EXERCISE: Look through the material and copy each line holding "Documentos".

SOURCE MATERIAL:
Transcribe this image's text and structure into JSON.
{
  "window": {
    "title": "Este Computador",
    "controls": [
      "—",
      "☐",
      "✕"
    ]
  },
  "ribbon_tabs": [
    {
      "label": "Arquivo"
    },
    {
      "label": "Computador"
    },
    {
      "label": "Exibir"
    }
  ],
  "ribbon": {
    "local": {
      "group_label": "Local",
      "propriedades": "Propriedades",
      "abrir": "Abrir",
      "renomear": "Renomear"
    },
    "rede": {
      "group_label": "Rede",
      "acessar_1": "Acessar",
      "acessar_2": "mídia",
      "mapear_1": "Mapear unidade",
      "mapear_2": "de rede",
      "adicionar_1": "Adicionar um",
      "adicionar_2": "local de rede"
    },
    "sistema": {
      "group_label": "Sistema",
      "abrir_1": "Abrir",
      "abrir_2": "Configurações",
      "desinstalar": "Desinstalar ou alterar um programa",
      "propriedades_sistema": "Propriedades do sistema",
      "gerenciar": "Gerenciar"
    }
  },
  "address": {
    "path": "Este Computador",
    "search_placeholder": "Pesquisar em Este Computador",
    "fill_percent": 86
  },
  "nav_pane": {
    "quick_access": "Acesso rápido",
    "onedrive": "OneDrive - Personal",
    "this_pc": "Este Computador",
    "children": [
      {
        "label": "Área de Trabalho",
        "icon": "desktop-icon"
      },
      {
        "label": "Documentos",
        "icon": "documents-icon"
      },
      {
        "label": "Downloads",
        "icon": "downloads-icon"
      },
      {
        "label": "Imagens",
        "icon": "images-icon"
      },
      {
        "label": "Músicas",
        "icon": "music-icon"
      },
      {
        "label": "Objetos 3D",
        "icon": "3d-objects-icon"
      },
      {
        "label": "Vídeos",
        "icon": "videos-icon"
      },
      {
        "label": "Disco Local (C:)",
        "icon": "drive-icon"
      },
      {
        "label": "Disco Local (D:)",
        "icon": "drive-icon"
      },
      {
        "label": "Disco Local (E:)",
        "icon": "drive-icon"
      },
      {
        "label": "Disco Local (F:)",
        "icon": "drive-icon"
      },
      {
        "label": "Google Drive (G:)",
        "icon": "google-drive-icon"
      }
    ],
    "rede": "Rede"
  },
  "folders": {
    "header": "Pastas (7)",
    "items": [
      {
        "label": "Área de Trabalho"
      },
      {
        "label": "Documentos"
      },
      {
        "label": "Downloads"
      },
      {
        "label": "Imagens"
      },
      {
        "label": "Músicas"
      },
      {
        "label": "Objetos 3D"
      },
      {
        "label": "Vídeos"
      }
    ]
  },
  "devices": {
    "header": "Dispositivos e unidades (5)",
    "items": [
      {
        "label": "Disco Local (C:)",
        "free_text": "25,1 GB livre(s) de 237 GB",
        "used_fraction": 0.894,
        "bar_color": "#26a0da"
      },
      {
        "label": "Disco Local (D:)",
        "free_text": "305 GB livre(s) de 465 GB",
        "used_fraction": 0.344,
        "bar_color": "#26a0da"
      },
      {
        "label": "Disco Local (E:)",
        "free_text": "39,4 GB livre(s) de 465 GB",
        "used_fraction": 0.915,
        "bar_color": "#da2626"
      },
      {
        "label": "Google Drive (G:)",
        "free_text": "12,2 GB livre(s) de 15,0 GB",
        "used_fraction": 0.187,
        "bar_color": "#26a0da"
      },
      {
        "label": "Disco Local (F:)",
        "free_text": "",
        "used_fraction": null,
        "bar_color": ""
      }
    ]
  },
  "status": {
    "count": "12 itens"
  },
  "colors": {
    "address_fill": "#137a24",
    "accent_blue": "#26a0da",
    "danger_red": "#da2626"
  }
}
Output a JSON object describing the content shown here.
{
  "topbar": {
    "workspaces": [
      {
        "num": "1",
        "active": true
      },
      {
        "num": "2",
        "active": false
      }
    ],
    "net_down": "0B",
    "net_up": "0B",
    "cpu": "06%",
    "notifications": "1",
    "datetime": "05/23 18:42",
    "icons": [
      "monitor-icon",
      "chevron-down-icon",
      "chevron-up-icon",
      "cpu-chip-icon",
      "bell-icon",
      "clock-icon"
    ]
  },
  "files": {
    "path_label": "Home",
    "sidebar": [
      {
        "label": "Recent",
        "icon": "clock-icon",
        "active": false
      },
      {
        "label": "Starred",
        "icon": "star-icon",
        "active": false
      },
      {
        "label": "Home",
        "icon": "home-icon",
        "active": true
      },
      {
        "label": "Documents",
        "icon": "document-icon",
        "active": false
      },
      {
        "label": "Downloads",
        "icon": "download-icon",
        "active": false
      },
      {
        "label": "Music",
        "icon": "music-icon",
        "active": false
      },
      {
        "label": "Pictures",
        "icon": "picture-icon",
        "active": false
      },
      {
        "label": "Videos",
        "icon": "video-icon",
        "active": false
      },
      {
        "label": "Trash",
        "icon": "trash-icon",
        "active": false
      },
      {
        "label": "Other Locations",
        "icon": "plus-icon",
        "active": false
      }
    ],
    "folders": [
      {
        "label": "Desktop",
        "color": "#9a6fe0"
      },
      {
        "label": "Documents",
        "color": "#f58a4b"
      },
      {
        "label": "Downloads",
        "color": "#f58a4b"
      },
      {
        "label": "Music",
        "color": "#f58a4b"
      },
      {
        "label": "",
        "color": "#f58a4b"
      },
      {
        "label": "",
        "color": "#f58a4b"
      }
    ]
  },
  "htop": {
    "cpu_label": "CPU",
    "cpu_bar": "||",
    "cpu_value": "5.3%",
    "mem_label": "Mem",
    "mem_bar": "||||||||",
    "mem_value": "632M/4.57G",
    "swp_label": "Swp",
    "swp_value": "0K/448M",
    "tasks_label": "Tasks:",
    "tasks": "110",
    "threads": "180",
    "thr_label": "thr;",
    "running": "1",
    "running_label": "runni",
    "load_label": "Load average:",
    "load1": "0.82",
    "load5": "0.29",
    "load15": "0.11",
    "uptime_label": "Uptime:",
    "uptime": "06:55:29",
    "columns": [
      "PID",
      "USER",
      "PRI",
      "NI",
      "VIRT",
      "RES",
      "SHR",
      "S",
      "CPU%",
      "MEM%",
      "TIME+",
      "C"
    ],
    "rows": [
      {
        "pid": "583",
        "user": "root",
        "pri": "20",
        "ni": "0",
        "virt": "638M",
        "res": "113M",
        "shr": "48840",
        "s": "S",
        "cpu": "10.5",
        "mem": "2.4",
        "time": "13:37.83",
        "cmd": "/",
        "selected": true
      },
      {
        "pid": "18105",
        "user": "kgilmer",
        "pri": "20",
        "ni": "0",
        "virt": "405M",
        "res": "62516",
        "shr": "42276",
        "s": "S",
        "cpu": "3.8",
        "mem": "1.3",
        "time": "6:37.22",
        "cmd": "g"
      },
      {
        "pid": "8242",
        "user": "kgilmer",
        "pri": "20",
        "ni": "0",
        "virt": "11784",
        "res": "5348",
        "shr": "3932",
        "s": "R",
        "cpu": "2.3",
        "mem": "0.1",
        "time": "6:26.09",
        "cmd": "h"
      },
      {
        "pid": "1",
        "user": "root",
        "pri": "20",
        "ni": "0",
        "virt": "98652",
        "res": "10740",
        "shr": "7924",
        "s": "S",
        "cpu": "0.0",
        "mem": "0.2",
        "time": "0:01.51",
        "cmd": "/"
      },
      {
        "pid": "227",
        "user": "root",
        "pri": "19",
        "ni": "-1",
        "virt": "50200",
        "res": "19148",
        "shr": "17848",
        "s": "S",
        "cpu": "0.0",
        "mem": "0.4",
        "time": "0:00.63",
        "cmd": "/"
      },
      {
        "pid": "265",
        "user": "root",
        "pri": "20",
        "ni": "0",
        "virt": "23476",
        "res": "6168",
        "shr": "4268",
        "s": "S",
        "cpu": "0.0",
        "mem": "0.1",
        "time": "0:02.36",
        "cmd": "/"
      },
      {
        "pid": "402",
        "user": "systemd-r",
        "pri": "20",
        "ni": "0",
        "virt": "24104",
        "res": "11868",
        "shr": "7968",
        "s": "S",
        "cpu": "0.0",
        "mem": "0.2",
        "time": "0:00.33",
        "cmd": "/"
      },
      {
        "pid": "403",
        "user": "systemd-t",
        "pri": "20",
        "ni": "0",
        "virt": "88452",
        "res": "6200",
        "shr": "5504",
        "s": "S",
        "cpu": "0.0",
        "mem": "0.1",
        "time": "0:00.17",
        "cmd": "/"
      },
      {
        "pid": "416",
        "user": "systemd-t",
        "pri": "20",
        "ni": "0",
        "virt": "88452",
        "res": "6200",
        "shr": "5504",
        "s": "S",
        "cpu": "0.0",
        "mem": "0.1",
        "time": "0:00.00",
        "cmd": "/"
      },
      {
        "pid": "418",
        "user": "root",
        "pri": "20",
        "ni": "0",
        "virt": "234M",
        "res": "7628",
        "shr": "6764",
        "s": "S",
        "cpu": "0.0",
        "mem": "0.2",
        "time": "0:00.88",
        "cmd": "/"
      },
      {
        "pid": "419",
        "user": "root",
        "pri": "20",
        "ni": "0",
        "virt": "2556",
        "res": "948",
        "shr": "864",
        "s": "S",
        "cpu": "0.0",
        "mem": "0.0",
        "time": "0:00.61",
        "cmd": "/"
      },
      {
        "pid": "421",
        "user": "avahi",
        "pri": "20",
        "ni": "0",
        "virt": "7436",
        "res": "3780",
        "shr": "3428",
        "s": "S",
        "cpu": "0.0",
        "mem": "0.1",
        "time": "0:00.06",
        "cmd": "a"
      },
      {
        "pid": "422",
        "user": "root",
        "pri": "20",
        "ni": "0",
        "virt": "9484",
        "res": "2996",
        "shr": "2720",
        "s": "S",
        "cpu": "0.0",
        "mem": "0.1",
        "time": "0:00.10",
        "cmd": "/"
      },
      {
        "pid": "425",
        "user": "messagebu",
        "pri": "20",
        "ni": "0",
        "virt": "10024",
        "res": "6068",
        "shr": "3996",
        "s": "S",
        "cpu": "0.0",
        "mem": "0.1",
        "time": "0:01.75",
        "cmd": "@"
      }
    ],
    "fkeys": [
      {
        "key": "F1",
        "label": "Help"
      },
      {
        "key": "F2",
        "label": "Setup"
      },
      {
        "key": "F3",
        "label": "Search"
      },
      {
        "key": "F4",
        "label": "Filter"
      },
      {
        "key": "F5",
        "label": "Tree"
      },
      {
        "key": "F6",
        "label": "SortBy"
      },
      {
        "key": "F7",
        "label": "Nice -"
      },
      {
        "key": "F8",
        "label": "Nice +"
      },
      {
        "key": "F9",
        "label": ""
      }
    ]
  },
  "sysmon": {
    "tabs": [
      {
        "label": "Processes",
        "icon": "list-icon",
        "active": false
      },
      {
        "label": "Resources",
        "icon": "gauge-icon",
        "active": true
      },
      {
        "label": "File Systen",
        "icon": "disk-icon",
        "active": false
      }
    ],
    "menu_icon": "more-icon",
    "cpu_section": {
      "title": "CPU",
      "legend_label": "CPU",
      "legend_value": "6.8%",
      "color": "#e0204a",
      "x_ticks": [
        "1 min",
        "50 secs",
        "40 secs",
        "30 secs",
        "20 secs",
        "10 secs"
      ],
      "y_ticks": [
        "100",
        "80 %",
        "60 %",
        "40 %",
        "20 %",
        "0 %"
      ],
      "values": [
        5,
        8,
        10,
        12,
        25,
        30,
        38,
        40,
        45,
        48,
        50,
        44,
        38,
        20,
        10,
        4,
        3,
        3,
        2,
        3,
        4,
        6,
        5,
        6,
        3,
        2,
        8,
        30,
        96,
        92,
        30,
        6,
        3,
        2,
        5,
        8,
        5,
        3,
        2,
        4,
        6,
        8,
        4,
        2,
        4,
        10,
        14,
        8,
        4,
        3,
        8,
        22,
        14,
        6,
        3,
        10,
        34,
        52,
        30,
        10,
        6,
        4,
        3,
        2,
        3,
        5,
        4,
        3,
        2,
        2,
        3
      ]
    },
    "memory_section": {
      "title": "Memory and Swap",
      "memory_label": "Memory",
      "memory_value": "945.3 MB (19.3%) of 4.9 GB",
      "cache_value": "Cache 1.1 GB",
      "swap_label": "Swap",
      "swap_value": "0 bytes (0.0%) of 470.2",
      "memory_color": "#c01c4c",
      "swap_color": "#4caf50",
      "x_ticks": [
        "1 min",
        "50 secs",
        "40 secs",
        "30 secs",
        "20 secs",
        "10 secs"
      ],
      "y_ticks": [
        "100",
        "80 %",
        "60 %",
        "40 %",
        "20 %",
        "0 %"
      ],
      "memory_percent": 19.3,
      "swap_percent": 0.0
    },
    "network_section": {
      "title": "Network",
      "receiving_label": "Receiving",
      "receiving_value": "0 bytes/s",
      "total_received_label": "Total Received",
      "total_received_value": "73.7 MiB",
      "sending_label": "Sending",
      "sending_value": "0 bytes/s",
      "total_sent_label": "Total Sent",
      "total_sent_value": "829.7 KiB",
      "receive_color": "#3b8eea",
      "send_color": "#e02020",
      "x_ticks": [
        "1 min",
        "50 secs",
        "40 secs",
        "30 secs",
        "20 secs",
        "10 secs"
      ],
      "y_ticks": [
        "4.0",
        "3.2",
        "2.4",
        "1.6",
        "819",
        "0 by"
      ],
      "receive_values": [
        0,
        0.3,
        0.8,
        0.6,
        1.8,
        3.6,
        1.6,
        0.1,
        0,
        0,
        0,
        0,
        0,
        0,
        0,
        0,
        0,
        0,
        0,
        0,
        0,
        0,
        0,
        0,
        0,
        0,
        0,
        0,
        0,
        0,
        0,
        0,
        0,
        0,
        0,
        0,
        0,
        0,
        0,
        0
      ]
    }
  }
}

WORKED ANSWER:
        "label": "Documentos",
        "label": "Documentos"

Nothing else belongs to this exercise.